_TASK DESCRIPTION_:
Without including any pictures, write out all the entries exactly.

[Dataset entries on figures]
= = = =

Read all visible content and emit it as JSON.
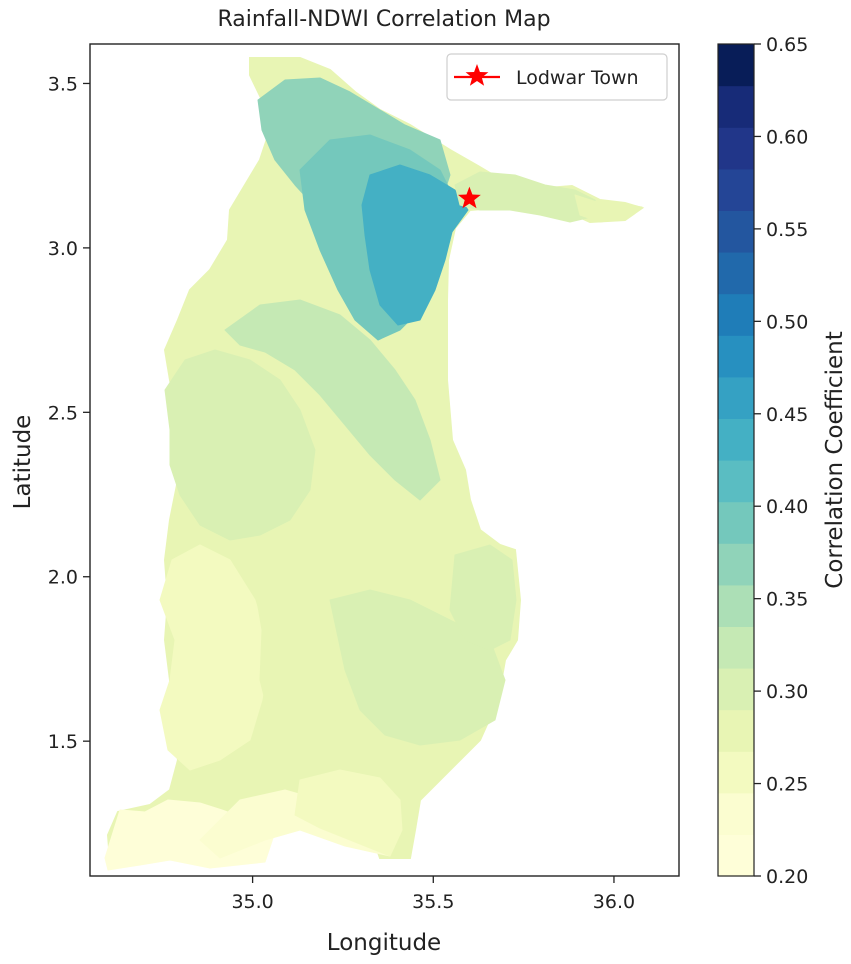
{
  "chart_data": {
    "type": "heatmap",
    "title": "Rainfall-NDWI Correlation Map",
    "xlabel": "Longitude",
    "ylabel": "Latitude",
    "xlim": [
      34.55,
      36.18
    ],
    "ylim": [
      1.09,
      3.62
    ],
    "x_ticks": [
      "35.0",
      "35.5",
      "36.0"
    ],
    "y_ticks": [
      "1.5",
      "2.0",
      "2.5",
      "3.0",
      "3.5"
    ],
    "grid": false,
    "legend": {
      "placement": "top-right",
      "entries": [
        {
          "label": "Lodwar Town",
          "color": "#ff0000",
          "marker": "star"
        }
      ]
    },
    "colorbar": {
      "label": "Correlation Coefficient",
      "colormap": "YlGnBu",
      "range": [
        0.2,
        0.65
      ],
      "tick_labels": [
        "0.20",
        "0.25",
        "0.30",
        "0.35",
        "0.40",
        "0.45",
        "0.50",
        "0.55",
        "0.60",
        "0.65"
      ],
      "colors": [
        "#fefed8",
        "#fbfdd0",
        "#f3fac0",
        "#e8f5b4",
        "#d9f0b3",
        "#c5e9b4",
        "#acdfb6",
        "#90d3b9",
        "#74c8bc",
        "#5abdc2",
        "#44b0c4",
        "#35a1c3",
        "#2790c0",
        "#1f7db8",
        "#2169ab",
        "#23569f",
        "#244596",
        "#213689",
        "#172b78",
        "#081d58"
      ]
    },
    "points": [
      {
        "label": "Lodwar Town",
        "lon": 35.6,
        "lat": 3.15
      }
    ],
    "region_values": [
      {
        "name": "southern-tip",
        "value": 0.215
      },
      {
        "name": "southern-base",
        "value": 0.235
      },
      {
        "name": "southern-east",
        "value": 0.26
      },
      {
        "name": "middle-west",
        "value": 0.255
      },
      {
        "name": "middle-centre",
        "value": 0.27
      },
      {
        "name": "middle-east",
        "value": 0.295
      },
      {
        "name": "middle-east-bulge",
        "value": 0.31
      },
      {
        "name": "upper-middle",
        "value": 0.305
      },
      {
        "name": "northern-band",
        "value": 0.33
      },
      {
        "name": "northern-upper",
        "value": 0.36
      },
      {
        "name": "northern-core",
        "value": 0.395
      },
      {
        "name": "lodwar-centre",
        "value": 0.43
      },
      {
        "name": "eastern-arm",
        "value": 0.3
      },
      {
        "name": "eastern-tip",
        "value": 0.27
      }
    ]
  }
}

= = = =

_RESPONSE TO THIS EXERCISE_:
Read all visible content and emit it as JSON.
{
  "chart_data": {
    "type": "heatmap",
    "title": "Rainfall-NDWI Correlation Map",
    "xlabel": "Longitude",
    "ylabel": "Latitude",
    "xlim": [
      34.55,
      36.18
    ],
    "ylim": [
      1.09,
      3.62
    ],
    "x_ticks": [
      "35.0",
      "35.5",
      "36.0"
    ],
    "y_ticks": [
      "1.5",
      "2.0",
      "2.5",
      "3.0",
      "3.5"
    ],
    "grid": false,
    "legend": {
      "placement": "top-right",
      "entries": [
        {
          "label": "Lodwar Town",
          "color": "#ff0000",
          "marker": "star"
        }
      ]
    },
    "colorbar": {
      "label": "Correlation Coefficient",
      "colormap": "YlGnBu",
      "range": [
        0.2,
        0.65
      ],
      "tick_labels": [
        "0.20",
        "0.25",
        "0.30",
        "0.35",
        "0.40",
        "0.45",
        "0.50",
        "0.55",
        "0.60",
        "0.65"
      ],
      "colors": [
        "#fefed8",
        "#fbfdd0",
        "#f3fac0",
        "#e8f5b4",
        "#d9f0b3",
        "#c5e9b4",
        "#acdfb6",
        "#90d3b9",
        "#74c8bc",
        "#5abdc2",
        "#44b0c4",
        "#35a1c3",
        "#2790c0",
        "#1f7db8",
        "#2169ab",
        "#23569f",
        "#244596",
        "#213689",
        "#172b78",
        "#081d58"
      ]
    },
    "points": [
      {
        "label": "Lodwar Town",
        "lon": 35.6,
        "lat": 3.15
      }
    ],
    "region_values": [
      {
        "name": "southern-tip",
        "value": 0.215
      },
      {
        "name": "southern-base",
        "value": 0.235
      },
      {
        "name": "southern-east",
        "value": 0.26
      },
      {
        "name": "middle-west",
        "value": 0.255
      },
      {
        "name": "middle-centre",
        "value": 0.27
      },
      {
        "name": "middle-east",
        "value": 0.295
      },
      {
        "name": "middle-east-bulge",
        "value": 0.31
      },
      {
        "name": "upper-middle",
        "value": 0.305
      },
      {
        "name": "northern-band",
        "value": 0.33
      },
      {
        "name": "northern-upper",
        "value": 0.36
      },
      {
        "name": "northern-core",
        "value": 0.395
      },
      {
        "name": "lodwar-centre",
        "value": 0.43
      },
      {
        "name": "eastern-arm",
        "value": 0.3
      },
      {
        "name": "eastern-tip",
        "value": 0.27
      }
    ]
  }
}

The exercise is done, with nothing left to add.